- **What you have to do**
For the entries below, how many lines include the word "Components"? Give the figure and nothing more.

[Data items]
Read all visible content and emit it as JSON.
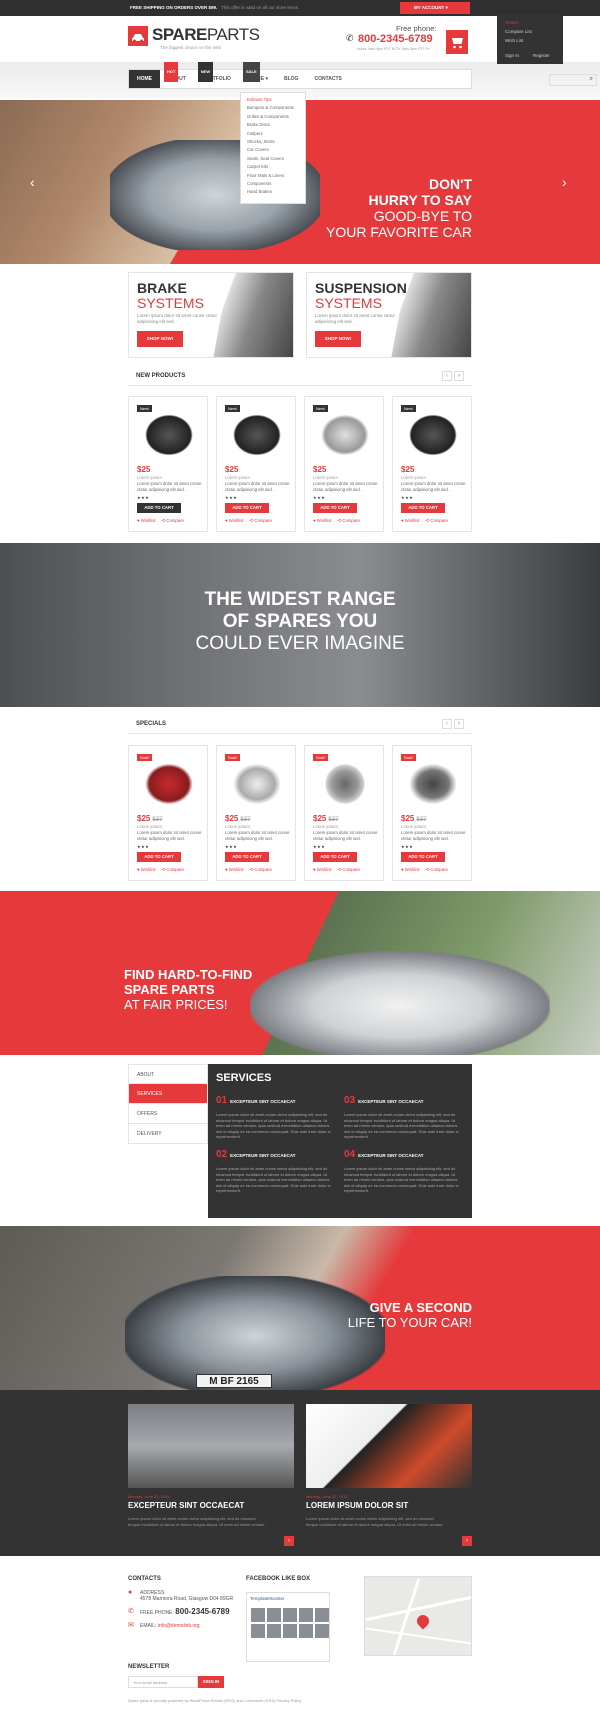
{
  "topbar": {
    "shipping": "FREE SHIPPING ON ORDERS OVER $99.",
    "shipping_note": "This offer is valid on all our store items.",
    "account": "MY ACCOUNT"
  },
  "account_menu": {
    "items": [
      "Orders",
      "Compare List",
      "Wish List"
    ],
    "sign_in": "Sign In",
    "register": "Register"
  },
  "header": {
    "logo_bold": "SPARE",
    "logo_light": "PARTS",
    "tagline": "The biggest choice on the web",
    "phone_label": "Free phone:",
    "phone": "800-2345-6789",
    "hours": "Hours: 9am-4pm PST M-Th; 9am-3pm PST Fri"
  },
  "nav": {
    "items": [
      "HOME",
      "ABOUT",
      "PORTFOLIO",
      "STORE",
      "BLOG",
      "CONTACTS"
    ],
    "badges": {
      "about": "HOT",
      "portfolio": "NEW",
      "store": "SALE"
    }
  },
  "dropdown": {
    "items": [
      "Exhaust Tips",
      "Bumpers & Components",
      "Grilles & Components",
      "Brake Discs",
      "Calipers",
      "Shocks, Struts",
      "Car Covers",
      "Seats, Seat Covers",
      "Carpet Kits",
      "Floor Mats & Liners",
      "Components",
      "Hand Brakes"
    ]
  },
  "hero": {
    "line1": "DON'T",
    "line2": "HURRY TO SAY",
    "line3": "GOOD-BYE TO",
    "line4": "YOUR FAVORITE CAR"
  },
  "promos": [
    {
      "title": "BRAKE",
      "subtitle": "SYSTEMS",
      "desc": "Lorem ipsum dolor sit amet conse ctetur adipisicing elit sed.",
      "button": "SHOP NOW!"
    },
    {
      "title": "SUSPENSION",
      "subtitle": "SYSTEMS",
      "desc": "Lorem ipsum dolor sit amet conse ctetur adipisicing elit sed.",
      "button": "SHOP NOW!"
    }
  ],
  "new_products": {
    "title": "NEW PRODUCTS",
    "items": [
      {
        "badge": "New!",
        "price": "$25",
        "name": "Lorem ipsum",
        "desc": "Lorem ipsum dolor sit amet conse ctetur adipisicing elit sed.",
        "stars": "★★★",
        "button": "ADD TO CART",
        "wishlist": "Wishlist",
        "compare": "Compare"
      },
      {
        "badge": "New!",
        "price": "$25",
        "name": "Lorem ipsum",
        "desc": "Lorem ipsum dolor sit amet conse ctetur adipisicing elit sed.",
        "stars": "★★★",
        "button": "ADD TO CART",
        "wishlist": "Wishlist",
        "compare": "Compare"
      },
      {
        "badge": "New!",
        "price": "$25",
        "name": "Lorem ipsum",
        "desc": "Lorem ipsum dolor sit amet conse ctetur adipisicing elit sed.",
        "stars": "★★★",
        "button": "ADD TO CART",
        "wishlist": "Wishlist",
        "compare": "Compare"
      },
      {
        "badge": "New!",
        "price": "$25",
        "name": "Lorem ipsum",
        "desc": "Lorem ipsum dolor sit amet conse ctetur adipisicing elit sed.",
        "stars": "★★★",
        "button": "ADD TO CART",
        "wishlist": "Wishlist",
        "compare": "Compare"
      }
    ]
  },
  "band1": {
    "line1": "THE WIDEST RANGE",
    "line2": "OF SPARES YOU",
    "line3": "COULD EVER IMAGINE"
  },
  "specials": {
    "title": "SPECIALS",
    "items": [
      {
        "badge": "Sale!",
        "price": "$25",
        "old_price": "$37",
        "name": "Lorem ipsum",
        "desc": "Lorem ipsum dolor sit amet conse ctetur adipisicing elit sed.",
        "stars": "★★★",
        "button": "ADD TO CART",
        "wishlist": "Wishlist",
        "compare": "Compare"
      },
      {
        "badge": "Sale!",
        "price": "$25",
        "old_price": "$37",
        "name": "Lorem ipsum",
        "desc": "Lorem ipsum dolor sit amet conse ctetur adipisicing elit sed.",
        "stars": "★★★",
        "button": "ADD TO CART",
        "wishlist": "Wishlist",
        "compare": "Compare"
      },
      {
        "badge": "Sale!",
        "price": "$25",
        "old_price": "$37",
        "name": "Lorem ipsum",
        "desc": "Lorem ipsum dolor sit amet conse ctetur adipisicing elit sed.",
        "stars": "★★★",
        "button": "ADD TO CART",
        "wishlist": "Wishlist",
        "compare": "Compare"
      },
      {
        "badge": "Sale!",
        "price": "$25",
        "old_price": "$37",
        "name": "Lorem ipsum",
        "desc": "Lorem ipsum dolor sit amet conse ctetur adipisicing elit sed.",
        "stars": "★★★",
        "button": "ADD TO CART",
        "wishlist": "Wishlist",
        "compare": "Compare"
      }
    ]
  },
  "band2": {
    "line1": "FIND HARD-TO-FIND",
    "line2": "SPARE PARTS",
    "line3": "AT FAIR PRICES!"
  },
  "tabs": [
    "ABOUT",
    "SERVICES",
    "OFFERS",
    "DELIVERY"
  ],
  "services": {
    "title": "SERVICES",
    "items": [
      {
        "num": "01",
        "title": "EXCEPTEUR SINT OCCAECAT",
        "text": "Lorem ipsum dolor sit amet conse ctetur adipisicing elit, sed do eiusmod tempor incididunt ut labore et dolore magna aliqua. Ut enim ad minim veniam, quis nostrud exercitation ullamco laboris nisi ut aliquip ex ea commodo consequat. Duis aute irure dolor in reprehenderit."
      },
      {
        "num": "03",
        "title": "EXCEPTEUR SINT OCCAECAT",
        "text": "Lorem ipsum dolor sit amet conse ctetur adipisicing elit, sed do eiusmod tempor incididunt ut labore et dolore magna aliqua. Ut enim ad minim veniam, quis nostrud exercitation ullamco laboris nisi ut aliquip ex ea commodo consequat. Duis aute irure dolor in reprehenderit."
      },
      {
        "num": "02",
        "title": "EXCEPTEUR SINT OCCAECAT",
        "text": "Lorem ipsum dolor sit amet conse ctetur adipisicing elit, sed do eiusmod tempor incididunt ut labore et dolore magna aliqua. Ut enim ad minim veniam, quis nostrud exercitation ullamco laboris nisi ut aliquip ex ea commodo consequat. Duis aute irure dolor in reprehenderit."
      },
      {
        "num": "04",
        "title": "EXCEPTEUR SINT OCCAECAT",
        "text": "Lorem ipsum dolor sit amet conse ctetur adipisicing elit, sed do eiusmod tempor incididunt ut labore et dolore magna aliqua. Ut enim ad minim veniam, quis nostrud exercitation ullamco laboris nisi ut aliquip ex ea commodo consequat. Duis aute irure dolor in reprehenderit."
      }
    ]
  },
  "band3": {
    "line1": "GIVE A SECOND",
    "line2": "LIFE TO YOUR CAR!",
    "plate": "M BF 2165"
  },
  "posts": [
    {
      "date": "Monday, June 22, 2015",
      "title": "EXCEPTEUR SINT OCCAECAT",
      "text": "Lorem ipsum dolor sit amet conse ctetur adipisicing elit, sed do eiusmod tempor incididunt ut labore et dolore magna aliqua. Ut enim ad minim veniam."
    },
    {
      "date": "Monday, June 22, 2015",
      "title": "LOREM IPSUM DOLOR SIT",
      "text": "Lorem ipsum dolor sit amet conse ctetur adipisicing elit, sed do eiusmod tempor incididunt ut labore et dolore magna aliqua. Ut enim ad minim veniam."
    }
  ],
  "footer": {
    "contacts_title": "CONTACTS",
    "address_label": "ADDRESS:",
    "address": "4578 Marmora Road, Glasgow D04 89GR",
    "phone_label": "FREE PHONE:",
    "phone": "800-2345-6789",
    "email_label": "EMAIL:",
    "email": "info@demolink.org",
    "newsletter_title": "NEWSLETTER",
    "newsletter_placeholder": "Your email address",
    "newsletter_button": "SIGN IN",
    "facebook_title": "FACEBOOK LIKE BOX",
    "facebook_page": "TemplateMonster",
    "copyright": "Spare parts is proudly powered by WordPress Entries (RSS) and Comments (RSS) Privacy Policy"
  }
}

- **Task solution**
3